**INPUT FOR THIS TASK**
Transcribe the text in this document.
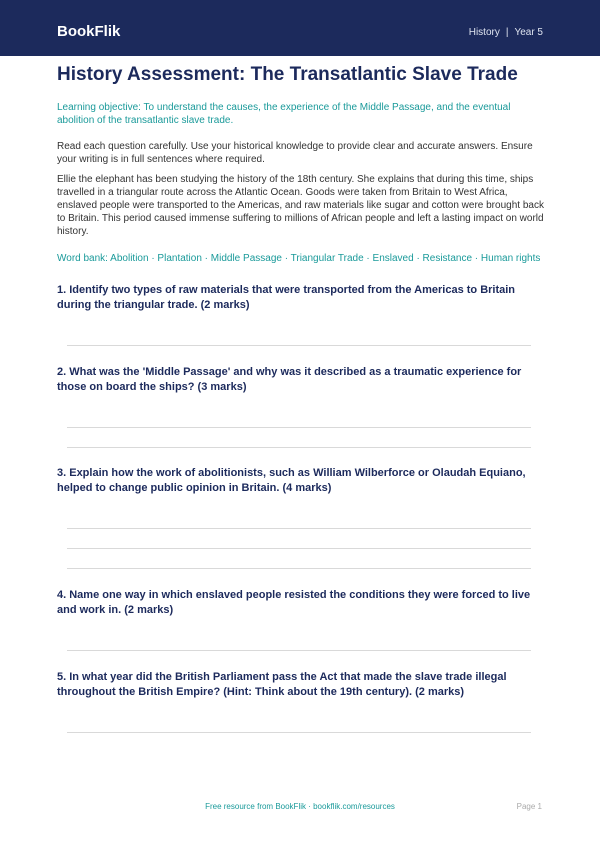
BookFlik	History | Year 5
History Assessment: The Transatlantic Slave Trade

Learning objective: To understand the causes, the experience of the Middle Passage, and the eventual abolition of the transatlantic slave trade.

Read each question carefully. Use your historical knowledge to provide clear and accurate answers. Ensure your writing is in full sentences where required.

Ellie the elephant has been studying the history of the 18th century. She explains that during this time, ships travelled in a triangular route across the Atlantic Ocean. Goods were taken from Britain to West Africa, enslaved people were transported to the Americas, and raw materials like sugar and cotton were brought back to Britain. This period caused immense suffering to millions of African people and left a lasting impact on world history.

Word bank: Abolition · Plantation · Middle Passage · Triangular Trade · Enslaved · Resistance · Human rights

1. Identify two types of raw materials that were transported from the Americas to Britain during the triangular trade. (2 marks)

2. What was the 'Middle Passage' and why was it described as a traumatic experience for those on board the ships? (3 marks)

3. Explain how the work of abolitionists, such as William Wilberforce or Olaudah Equiano, helped to change public opinion in Britain. (4 marks)

4. Name one way in which enslaved people resisted the conditions they were forced to live and work in. (2 marks)

5. In what year did the British Parliament pass the Act that made the slave trade illegal throughout the British Empire? (Hint: Think about the 19th century). (2 marks)

Free resource from BookFlik · bookflik.com/resources	Page 1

**PROBLEM DETAILS**
In the material above, find the lines that contain "ships" and show them.

**THE OUTPUT**
Ellie the elephant has been studying the history of the 18th century. She explains that during this time, ships travelled in a triangular route across the Atlantic Ocean. Goods were taken from Britain to West Africa, enslaved people were transported to the Americas, and raw materials like sugar and cotton were brought back to Britain. This period caused immense suffering to millions of African people and left a lasting impact on world history.
2. What was the 'Middle Passage' and why was it described as a traumatic experience for those on board the ships? (3 marks)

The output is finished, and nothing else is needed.